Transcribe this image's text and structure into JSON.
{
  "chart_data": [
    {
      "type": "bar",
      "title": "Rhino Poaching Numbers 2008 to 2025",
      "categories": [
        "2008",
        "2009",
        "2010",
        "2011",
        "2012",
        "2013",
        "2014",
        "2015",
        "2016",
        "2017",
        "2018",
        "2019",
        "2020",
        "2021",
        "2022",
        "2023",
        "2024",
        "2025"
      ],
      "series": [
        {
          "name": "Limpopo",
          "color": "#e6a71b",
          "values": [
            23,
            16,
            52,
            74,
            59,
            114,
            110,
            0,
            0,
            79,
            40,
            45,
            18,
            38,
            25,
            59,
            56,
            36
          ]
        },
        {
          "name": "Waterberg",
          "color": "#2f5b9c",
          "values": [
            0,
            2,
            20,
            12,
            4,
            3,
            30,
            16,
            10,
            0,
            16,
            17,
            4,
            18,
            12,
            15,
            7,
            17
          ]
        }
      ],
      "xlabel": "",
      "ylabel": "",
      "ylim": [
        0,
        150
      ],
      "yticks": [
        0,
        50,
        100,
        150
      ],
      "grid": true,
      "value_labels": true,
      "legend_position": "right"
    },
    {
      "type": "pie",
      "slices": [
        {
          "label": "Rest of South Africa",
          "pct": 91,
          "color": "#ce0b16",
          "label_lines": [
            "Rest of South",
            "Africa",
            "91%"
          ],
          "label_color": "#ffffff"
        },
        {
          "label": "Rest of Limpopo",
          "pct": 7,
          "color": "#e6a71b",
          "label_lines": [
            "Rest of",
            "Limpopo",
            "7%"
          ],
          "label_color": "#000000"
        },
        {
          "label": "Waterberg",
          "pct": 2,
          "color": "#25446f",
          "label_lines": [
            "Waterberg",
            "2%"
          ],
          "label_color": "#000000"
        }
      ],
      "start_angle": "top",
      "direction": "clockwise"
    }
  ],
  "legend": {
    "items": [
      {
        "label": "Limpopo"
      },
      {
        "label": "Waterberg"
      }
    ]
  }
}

###

## Stated task
In the entries above, locate every line with the word "Waterberg" and copy it.

## Result of this exercise
          "name": "Waterberg",
          "label": "Waterberg",
            "Waterberg",
        "label": "Waterberg"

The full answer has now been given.